GIVEN EXERCISE -> From the data that follows, copy every line holding the string "Cart".

PROVIDED ENTRIES ->
==*==
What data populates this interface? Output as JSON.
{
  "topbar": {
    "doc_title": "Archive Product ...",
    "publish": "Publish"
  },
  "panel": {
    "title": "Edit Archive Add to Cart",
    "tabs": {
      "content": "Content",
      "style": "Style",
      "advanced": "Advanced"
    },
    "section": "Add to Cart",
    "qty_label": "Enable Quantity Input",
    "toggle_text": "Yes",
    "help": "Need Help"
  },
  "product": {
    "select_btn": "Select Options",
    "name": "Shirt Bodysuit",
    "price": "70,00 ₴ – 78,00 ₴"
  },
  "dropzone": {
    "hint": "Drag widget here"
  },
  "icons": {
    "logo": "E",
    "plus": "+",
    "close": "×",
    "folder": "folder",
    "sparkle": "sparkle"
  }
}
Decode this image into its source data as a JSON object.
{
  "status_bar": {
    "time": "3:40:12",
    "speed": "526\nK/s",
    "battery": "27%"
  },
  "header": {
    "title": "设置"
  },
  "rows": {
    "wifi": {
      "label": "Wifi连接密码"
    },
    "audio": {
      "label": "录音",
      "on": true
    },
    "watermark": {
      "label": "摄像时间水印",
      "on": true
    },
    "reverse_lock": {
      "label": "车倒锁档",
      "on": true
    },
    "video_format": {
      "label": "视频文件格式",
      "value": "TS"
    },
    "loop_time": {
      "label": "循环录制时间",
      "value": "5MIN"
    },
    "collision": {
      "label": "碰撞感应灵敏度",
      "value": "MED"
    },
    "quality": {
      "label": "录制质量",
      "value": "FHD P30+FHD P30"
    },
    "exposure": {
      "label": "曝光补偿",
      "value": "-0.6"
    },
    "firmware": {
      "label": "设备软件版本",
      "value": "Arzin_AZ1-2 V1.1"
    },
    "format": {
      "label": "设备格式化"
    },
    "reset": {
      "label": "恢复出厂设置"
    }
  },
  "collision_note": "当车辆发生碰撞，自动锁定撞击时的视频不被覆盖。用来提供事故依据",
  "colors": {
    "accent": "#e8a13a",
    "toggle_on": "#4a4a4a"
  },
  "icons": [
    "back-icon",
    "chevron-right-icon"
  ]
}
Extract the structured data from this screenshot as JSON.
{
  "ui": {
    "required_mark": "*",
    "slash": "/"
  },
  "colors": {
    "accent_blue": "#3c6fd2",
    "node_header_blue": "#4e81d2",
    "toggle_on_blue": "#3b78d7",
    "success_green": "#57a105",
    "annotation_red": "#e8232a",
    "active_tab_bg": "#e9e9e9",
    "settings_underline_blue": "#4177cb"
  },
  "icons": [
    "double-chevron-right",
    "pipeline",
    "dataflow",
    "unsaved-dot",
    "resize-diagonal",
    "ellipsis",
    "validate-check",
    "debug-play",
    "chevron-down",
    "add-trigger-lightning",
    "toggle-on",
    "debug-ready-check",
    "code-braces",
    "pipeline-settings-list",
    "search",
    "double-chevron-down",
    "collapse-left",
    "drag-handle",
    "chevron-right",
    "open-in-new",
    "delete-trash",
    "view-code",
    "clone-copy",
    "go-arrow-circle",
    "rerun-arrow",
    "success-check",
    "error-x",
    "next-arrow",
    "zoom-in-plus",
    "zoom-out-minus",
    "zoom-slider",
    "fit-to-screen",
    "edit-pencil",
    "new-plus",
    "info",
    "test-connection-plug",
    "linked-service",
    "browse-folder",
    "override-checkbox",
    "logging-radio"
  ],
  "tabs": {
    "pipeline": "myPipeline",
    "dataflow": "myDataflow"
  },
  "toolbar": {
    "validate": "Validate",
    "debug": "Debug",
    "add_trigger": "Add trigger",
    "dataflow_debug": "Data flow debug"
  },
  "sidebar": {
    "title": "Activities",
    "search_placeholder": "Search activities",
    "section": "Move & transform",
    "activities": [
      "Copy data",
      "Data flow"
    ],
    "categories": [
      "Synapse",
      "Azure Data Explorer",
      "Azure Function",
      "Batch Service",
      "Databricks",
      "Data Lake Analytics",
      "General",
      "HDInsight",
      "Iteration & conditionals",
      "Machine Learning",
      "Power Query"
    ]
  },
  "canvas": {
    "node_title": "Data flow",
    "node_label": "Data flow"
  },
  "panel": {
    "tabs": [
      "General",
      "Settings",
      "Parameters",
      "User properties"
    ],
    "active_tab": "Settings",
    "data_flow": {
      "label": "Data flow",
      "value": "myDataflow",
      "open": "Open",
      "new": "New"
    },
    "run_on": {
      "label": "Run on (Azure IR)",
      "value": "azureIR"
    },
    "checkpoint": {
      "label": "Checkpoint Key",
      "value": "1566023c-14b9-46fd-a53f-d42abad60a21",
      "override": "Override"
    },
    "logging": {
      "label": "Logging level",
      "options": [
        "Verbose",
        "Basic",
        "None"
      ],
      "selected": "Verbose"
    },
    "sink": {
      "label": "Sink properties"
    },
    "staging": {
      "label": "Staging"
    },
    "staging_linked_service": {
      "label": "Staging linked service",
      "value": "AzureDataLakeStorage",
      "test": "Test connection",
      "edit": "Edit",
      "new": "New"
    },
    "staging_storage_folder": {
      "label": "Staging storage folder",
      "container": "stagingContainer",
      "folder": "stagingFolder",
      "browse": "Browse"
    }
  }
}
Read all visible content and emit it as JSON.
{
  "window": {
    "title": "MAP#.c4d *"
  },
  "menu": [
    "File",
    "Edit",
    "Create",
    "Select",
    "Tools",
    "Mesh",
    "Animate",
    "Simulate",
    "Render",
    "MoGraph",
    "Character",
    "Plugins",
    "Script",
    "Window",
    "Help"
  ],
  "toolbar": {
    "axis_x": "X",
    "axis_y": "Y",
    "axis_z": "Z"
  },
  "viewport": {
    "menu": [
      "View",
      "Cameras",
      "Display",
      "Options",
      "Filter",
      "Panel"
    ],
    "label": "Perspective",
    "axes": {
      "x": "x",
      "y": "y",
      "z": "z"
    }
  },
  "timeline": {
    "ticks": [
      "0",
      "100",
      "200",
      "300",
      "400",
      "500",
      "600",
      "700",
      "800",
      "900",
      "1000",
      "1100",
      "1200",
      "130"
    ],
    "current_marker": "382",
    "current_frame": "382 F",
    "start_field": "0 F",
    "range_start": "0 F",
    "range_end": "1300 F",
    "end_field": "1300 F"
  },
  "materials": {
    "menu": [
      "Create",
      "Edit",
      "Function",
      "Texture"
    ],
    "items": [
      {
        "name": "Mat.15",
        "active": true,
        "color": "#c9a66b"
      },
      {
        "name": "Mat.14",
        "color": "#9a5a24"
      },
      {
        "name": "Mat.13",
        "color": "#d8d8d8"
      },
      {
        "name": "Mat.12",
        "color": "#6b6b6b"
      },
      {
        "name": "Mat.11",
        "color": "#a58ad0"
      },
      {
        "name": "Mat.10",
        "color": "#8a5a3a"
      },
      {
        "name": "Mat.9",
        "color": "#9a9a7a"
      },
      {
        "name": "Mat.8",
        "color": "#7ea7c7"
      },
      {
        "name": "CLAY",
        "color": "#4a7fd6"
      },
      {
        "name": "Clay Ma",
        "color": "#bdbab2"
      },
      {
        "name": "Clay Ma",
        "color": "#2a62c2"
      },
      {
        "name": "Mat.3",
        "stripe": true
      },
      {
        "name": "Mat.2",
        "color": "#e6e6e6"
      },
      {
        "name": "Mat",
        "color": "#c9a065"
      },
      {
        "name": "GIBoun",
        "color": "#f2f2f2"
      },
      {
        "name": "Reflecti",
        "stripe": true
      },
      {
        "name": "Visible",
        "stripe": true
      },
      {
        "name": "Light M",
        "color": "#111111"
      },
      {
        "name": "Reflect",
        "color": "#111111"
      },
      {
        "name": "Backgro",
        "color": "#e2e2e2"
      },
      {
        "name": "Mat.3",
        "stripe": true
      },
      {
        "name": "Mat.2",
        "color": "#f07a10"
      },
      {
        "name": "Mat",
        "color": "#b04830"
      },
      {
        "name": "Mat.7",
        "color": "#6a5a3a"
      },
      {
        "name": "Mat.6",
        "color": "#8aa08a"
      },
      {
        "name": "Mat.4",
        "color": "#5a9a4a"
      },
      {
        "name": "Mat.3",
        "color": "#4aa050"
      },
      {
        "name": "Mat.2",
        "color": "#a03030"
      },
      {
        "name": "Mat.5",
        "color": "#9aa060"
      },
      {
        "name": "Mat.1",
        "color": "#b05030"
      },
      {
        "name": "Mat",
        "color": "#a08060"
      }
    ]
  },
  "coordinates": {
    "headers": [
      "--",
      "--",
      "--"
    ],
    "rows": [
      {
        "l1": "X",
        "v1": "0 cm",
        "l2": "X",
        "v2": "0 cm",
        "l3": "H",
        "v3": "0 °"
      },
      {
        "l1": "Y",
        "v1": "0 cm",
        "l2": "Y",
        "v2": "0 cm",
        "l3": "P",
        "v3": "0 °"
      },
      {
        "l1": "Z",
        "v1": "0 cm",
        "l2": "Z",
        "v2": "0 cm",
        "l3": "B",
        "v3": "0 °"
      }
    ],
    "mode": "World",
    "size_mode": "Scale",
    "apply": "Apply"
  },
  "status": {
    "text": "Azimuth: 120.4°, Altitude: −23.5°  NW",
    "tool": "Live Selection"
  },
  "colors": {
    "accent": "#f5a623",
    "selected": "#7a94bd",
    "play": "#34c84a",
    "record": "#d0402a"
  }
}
==*==
RESPONSE TO THE TASK ->
    "title": "Edit Archive Add to Cart",
    "section": "Add to Cart",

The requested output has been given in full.